### WHAT THIS TASK INVOLVES
Examine each line of the data. Copy those that contain the string "jangan".

### ROWS
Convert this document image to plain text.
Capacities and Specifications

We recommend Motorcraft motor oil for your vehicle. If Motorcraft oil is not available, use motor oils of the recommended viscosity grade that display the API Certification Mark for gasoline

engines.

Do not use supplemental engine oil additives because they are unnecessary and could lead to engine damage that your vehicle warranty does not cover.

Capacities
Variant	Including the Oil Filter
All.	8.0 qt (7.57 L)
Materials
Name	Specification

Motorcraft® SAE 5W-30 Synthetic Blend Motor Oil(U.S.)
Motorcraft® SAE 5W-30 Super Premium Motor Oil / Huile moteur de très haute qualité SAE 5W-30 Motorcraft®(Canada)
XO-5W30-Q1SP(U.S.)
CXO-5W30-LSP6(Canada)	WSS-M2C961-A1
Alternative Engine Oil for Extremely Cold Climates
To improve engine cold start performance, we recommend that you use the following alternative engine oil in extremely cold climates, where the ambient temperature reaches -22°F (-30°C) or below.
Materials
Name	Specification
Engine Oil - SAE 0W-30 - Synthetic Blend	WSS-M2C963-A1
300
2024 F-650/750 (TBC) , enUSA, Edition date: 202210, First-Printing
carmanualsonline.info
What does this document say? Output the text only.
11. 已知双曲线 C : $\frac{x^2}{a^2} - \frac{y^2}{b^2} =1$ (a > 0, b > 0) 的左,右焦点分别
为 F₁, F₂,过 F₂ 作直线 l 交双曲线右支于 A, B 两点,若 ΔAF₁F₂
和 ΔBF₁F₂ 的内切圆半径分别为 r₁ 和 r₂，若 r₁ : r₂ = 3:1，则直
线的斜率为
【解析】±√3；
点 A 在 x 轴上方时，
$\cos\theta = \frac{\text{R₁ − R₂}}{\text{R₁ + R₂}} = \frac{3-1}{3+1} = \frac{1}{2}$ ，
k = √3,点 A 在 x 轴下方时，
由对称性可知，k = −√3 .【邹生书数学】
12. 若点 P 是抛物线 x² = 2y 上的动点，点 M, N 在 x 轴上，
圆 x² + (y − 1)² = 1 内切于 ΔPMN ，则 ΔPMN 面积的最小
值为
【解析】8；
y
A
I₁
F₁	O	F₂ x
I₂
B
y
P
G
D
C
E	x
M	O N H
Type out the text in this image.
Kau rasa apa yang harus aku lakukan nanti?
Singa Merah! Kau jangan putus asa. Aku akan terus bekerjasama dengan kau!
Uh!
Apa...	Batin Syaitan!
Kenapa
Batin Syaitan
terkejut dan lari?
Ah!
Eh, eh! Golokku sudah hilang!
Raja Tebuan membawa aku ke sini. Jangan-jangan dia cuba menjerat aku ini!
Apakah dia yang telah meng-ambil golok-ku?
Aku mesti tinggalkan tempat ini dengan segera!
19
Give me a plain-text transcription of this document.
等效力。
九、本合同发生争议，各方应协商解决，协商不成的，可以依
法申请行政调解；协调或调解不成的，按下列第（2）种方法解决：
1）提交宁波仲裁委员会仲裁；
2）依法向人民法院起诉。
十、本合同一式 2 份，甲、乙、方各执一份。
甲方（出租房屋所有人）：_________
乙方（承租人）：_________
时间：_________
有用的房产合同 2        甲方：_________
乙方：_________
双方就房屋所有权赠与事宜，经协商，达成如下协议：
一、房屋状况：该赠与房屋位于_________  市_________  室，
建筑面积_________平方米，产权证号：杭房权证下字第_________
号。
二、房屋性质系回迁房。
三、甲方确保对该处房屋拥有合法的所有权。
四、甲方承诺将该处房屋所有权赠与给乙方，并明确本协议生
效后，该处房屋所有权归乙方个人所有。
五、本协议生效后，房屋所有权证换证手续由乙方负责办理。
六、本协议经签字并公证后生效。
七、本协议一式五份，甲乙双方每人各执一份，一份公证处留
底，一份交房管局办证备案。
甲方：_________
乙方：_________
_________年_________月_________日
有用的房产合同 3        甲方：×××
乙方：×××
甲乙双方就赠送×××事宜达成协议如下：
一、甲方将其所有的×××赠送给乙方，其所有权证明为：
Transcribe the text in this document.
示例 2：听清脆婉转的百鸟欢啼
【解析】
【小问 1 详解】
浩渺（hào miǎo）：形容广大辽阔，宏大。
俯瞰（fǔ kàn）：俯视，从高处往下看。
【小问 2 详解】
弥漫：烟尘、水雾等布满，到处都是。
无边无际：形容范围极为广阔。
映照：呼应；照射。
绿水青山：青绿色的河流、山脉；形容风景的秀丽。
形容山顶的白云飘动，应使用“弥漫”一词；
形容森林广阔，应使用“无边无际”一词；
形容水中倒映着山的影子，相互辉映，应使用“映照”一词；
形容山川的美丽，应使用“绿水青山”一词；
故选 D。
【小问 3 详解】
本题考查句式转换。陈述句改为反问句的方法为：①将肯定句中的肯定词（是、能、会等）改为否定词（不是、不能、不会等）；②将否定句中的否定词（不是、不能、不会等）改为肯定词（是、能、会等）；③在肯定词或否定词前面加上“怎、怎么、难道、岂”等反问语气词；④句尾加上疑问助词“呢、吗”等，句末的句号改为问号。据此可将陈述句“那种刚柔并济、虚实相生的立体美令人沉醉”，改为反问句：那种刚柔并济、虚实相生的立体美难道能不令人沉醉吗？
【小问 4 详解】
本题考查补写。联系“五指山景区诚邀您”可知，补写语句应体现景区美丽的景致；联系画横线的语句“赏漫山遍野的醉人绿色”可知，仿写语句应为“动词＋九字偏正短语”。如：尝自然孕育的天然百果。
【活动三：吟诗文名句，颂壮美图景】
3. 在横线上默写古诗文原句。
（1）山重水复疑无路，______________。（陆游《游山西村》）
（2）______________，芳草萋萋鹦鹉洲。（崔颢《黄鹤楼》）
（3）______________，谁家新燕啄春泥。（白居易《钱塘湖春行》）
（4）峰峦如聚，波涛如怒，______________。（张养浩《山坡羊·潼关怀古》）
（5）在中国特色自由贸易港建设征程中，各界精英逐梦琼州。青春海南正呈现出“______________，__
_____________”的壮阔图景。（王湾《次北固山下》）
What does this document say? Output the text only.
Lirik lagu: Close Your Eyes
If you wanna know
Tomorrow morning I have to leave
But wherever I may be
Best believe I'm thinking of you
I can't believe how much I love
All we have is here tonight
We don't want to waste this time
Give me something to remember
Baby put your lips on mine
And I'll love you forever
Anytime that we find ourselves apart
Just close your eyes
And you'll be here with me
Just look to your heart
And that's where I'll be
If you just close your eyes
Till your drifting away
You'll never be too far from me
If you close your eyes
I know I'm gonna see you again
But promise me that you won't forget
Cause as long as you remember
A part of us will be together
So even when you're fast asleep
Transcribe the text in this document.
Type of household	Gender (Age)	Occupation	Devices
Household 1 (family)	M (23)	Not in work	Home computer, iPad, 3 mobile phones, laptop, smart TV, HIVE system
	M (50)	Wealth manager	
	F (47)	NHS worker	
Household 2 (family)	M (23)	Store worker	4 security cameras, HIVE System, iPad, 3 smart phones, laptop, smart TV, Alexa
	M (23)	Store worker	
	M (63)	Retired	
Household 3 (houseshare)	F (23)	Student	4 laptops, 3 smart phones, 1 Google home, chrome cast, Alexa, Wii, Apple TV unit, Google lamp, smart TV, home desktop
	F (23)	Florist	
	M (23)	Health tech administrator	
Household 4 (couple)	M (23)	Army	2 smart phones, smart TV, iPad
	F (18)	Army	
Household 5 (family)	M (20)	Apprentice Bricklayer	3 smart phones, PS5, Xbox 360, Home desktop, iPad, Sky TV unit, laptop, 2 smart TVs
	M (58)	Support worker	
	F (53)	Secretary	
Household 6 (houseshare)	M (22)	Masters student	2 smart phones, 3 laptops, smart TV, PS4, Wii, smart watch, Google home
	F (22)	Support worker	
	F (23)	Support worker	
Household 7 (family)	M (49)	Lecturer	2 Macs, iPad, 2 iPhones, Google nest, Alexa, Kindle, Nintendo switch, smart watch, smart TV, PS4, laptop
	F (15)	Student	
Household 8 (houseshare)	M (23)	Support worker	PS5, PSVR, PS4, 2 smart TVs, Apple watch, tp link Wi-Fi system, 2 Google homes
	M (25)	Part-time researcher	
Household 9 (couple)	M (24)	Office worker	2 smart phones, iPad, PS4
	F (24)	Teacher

### ANSWER BELOW
Singa Merah! Kau jangan putus asa. Aku akan terus bekerjasama dengan kau!
Raja Tebuan membawa aku ke sini. Jangan-jangan dia cuba menjerat aku ini!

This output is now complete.